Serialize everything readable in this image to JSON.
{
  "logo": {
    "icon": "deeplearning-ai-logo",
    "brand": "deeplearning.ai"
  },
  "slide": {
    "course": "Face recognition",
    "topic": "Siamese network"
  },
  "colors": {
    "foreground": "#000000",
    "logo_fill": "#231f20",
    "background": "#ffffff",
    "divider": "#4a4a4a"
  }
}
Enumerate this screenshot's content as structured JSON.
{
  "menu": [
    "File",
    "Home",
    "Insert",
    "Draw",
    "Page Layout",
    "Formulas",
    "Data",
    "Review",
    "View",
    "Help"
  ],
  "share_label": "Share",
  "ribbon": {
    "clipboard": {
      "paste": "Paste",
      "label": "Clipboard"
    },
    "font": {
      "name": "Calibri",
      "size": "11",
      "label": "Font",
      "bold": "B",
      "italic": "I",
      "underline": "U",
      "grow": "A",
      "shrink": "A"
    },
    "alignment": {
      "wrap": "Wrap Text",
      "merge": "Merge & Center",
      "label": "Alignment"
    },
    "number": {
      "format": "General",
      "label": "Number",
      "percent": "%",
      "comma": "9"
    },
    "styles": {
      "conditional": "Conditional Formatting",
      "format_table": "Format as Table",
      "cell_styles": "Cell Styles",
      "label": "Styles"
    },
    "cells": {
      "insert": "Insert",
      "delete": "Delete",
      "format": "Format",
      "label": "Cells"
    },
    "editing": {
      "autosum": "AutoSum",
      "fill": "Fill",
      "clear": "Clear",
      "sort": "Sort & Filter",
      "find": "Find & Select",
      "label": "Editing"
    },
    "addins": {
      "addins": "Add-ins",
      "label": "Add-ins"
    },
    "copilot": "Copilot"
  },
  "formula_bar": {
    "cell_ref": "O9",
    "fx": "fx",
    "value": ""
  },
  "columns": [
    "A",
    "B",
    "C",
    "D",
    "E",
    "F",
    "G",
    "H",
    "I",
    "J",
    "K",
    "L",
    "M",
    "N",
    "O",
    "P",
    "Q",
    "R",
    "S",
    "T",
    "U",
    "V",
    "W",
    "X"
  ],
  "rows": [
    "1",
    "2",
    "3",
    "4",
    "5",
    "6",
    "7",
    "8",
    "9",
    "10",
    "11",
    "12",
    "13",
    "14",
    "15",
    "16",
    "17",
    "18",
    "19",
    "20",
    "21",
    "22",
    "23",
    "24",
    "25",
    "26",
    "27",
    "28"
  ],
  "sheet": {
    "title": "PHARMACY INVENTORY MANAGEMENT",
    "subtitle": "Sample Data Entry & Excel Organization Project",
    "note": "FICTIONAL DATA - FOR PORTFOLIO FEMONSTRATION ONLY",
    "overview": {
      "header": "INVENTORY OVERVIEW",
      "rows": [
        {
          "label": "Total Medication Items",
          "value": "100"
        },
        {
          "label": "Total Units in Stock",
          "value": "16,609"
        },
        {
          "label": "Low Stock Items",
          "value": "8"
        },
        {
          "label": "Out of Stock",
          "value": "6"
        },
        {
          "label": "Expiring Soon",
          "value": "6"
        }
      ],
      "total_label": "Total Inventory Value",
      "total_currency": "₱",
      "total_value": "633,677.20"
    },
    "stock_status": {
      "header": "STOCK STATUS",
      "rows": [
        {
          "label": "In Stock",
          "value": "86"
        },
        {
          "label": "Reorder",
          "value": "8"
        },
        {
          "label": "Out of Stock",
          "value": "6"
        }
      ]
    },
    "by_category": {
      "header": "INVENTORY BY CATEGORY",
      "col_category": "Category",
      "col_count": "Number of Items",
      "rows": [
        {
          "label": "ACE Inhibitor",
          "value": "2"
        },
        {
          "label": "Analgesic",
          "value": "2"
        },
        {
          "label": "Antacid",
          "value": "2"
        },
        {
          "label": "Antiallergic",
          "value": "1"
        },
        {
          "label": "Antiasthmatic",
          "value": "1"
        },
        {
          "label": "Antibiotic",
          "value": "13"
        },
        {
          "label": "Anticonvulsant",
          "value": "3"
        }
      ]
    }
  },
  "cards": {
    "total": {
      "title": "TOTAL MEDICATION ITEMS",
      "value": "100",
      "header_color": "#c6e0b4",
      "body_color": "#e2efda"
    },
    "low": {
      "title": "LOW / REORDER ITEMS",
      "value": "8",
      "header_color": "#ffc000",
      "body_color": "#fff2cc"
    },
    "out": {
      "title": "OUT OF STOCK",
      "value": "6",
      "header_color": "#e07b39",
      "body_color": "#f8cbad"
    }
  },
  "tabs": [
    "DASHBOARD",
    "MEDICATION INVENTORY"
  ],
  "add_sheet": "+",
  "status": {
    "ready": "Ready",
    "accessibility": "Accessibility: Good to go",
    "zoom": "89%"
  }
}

_ _ _ _ _

Directive
Reply with nothing but a number: how many lines of the entries above contain the string "deeplearning"?

Solution to this problem
2